PROBLEM STATEMENT »
The records below need retyping in full; give them again exactly.

++++ DATA SHOWN

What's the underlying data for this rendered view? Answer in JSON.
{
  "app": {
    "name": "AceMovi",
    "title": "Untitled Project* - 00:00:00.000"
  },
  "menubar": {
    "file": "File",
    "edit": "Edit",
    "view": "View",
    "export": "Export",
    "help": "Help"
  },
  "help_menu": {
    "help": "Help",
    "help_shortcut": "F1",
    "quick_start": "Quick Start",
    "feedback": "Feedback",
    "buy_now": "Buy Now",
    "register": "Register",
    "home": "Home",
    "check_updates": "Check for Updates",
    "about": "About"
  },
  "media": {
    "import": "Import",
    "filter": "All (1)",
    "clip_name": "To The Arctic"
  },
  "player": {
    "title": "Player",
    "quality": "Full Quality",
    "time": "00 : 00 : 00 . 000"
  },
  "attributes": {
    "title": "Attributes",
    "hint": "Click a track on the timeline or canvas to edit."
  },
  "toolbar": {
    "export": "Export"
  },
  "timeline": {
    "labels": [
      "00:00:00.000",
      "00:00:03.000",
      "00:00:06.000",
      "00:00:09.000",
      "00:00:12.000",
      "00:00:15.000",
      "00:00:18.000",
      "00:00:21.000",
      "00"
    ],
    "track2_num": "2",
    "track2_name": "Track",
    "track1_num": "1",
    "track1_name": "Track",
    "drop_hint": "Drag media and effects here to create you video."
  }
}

++++++++

THE ANSWER »
What's the underlying data for this rendered view? Answer in JSON.
{
  "app": {
    "name": "AceMovi",
    "title": "Untitled Project* - 00:00:00.000"
  },
  "menubar": {
    "file": "File",
    "edit": "Edit",
    "view": "View",
    "export": "Export",
    "help": "Help"
  },
  "help_menu": {
    "help": "Help",
    "help_shortcut": "F1",
    "quick_start": "Quick Start",
    "feedback": "Feedback",
    "buy_now": "Buy Now",
    "register": "Register",
    "home": "Home",
    "check_updates": "Check for Updates",
    "about": "About"
  },
  "media": {
    "import": "Import",
    "filter": "All (1)",
    "clip_name": "To The Arctic"
  },
  "player": {
    "title": "Player",
    "quality": "Full Quality",
    "time": "00 : 00 : 00 . 000"
  },
  "attributes": {
    "title": "Attributes",
    "hint": "Click a track on the timeline or canvas to edit."
  },
  "toolbar": {
    "export": "Export"
  },
  "timeline": {
    "labels": [
      "00:00:00.000",
      "00:00:03.000",
      "00:00:06.000",
      "00:00:09.000",
      "00:00:12.000",
      "00:00:15.000",
      "00:00:18.000",
      "00:00:21.000",
      "00"
    ],
    "track2_num": "2",
    "track2_name": "Track",
    "track1_num": "1",
    "track1_name": "Track",
    "drop_hint": "Drag media and effects here to create you video."
  }
}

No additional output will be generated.